Dataset items:
_ _ _ _
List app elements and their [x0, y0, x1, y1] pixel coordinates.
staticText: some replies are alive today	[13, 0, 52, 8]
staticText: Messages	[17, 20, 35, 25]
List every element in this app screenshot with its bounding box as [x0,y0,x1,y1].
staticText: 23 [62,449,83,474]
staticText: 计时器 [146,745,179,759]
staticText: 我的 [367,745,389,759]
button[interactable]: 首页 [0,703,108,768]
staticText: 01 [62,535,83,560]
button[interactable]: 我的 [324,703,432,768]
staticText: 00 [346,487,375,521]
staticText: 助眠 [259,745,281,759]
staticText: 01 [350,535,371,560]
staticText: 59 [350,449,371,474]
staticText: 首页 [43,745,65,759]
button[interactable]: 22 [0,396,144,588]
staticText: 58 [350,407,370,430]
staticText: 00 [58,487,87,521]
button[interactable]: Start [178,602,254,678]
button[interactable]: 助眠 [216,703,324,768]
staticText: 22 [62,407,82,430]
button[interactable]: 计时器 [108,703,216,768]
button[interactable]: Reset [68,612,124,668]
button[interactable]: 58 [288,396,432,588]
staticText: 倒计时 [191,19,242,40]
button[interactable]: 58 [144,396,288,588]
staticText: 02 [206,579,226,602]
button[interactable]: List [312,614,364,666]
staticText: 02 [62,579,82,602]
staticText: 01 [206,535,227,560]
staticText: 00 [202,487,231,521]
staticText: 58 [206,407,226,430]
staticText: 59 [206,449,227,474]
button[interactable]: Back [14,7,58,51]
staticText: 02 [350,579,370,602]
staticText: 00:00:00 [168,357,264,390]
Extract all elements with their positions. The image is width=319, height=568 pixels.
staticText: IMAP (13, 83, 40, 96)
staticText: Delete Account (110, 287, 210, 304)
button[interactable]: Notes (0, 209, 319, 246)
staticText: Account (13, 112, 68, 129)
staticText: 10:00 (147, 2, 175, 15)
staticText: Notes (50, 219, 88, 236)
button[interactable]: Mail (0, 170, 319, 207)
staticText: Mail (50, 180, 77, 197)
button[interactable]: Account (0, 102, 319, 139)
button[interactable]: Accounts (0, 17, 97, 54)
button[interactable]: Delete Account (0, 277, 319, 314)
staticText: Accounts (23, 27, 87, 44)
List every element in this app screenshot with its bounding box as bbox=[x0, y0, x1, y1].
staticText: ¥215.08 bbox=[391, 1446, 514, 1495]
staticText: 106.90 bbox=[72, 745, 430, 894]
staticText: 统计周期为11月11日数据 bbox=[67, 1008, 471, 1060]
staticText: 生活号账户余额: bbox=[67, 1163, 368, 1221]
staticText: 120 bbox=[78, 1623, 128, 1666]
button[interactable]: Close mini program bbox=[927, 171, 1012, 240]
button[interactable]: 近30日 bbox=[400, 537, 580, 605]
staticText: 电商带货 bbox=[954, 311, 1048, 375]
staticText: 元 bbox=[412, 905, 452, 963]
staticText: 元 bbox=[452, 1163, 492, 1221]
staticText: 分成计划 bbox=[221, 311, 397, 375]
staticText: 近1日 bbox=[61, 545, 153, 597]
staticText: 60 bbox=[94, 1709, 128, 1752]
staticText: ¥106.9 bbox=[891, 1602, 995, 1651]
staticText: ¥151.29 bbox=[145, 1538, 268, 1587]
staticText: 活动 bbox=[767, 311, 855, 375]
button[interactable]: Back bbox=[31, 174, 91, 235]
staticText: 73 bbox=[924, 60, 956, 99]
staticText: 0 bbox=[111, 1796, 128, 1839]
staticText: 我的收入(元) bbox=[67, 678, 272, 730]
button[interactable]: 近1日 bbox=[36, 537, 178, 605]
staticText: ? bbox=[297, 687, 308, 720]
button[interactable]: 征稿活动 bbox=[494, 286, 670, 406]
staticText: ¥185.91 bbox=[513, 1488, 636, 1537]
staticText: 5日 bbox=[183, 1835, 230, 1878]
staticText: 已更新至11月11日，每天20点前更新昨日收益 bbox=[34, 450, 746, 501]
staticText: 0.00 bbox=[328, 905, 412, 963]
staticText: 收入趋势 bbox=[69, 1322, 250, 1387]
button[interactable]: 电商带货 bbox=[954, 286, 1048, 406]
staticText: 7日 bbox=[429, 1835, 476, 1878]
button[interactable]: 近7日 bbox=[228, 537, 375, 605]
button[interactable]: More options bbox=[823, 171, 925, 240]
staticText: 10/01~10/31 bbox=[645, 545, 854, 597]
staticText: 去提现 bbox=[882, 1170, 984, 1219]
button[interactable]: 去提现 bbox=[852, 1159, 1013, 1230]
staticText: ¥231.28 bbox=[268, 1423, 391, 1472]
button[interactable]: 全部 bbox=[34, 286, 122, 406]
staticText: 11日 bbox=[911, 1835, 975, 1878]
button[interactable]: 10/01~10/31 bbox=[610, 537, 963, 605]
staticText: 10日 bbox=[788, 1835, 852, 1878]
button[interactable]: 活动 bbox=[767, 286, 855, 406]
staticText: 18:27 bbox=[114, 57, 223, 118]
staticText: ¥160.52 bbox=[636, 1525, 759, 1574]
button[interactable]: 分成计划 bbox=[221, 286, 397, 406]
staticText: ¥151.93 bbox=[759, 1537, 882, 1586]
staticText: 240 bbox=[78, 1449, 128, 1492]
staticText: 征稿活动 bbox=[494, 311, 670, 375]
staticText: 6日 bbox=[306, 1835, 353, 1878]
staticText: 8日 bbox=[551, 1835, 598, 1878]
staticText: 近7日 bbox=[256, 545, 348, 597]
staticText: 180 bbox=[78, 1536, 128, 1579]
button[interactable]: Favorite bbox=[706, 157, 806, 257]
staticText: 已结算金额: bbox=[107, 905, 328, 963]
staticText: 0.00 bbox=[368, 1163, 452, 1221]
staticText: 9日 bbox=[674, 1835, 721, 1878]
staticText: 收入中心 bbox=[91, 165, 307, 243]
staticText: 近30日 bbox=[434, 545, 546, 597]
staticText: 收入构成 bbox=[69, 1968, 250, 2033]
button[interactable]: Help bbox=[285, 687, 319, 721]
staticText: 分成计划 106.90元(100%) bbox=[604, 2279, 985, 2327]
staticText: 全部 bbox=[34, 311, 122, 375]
_ _ _ _
Copy the rows from the very first one through the line holding "staticText: 首页 [43,745,65,759]", inclusive, switching "Messages" to "Inbox" and keeping everything else unchanged.

List app elements and their [x0, y0, x1, y1] pixel coordinates.
staticText: some replies are alive today	[13, 0, 52, 8]
staticText: Inbox	[17, 20, 35, 25]
List every element in this app screenshot with its bounding box as [x0,y0,x1,y1].
staticText: 23 [62,449,83,474]
staticText: 计时器 [146,745,179,759]
staticText: 我的 [367,745,389,759]
button[interactable]: 首页 [0,703,108,768]
staticText: 01 [62,535,83,560]
button[interactable]: 我的 [324,703,432,768]
staticText: 00 [346,487,375,521]
staticText: 助眠 [259,745,281,759]
staticText: 01 [350,535,371,560]
staticText: 59 [350,449,371,474]
staticText: 首页 [43,745,65,759]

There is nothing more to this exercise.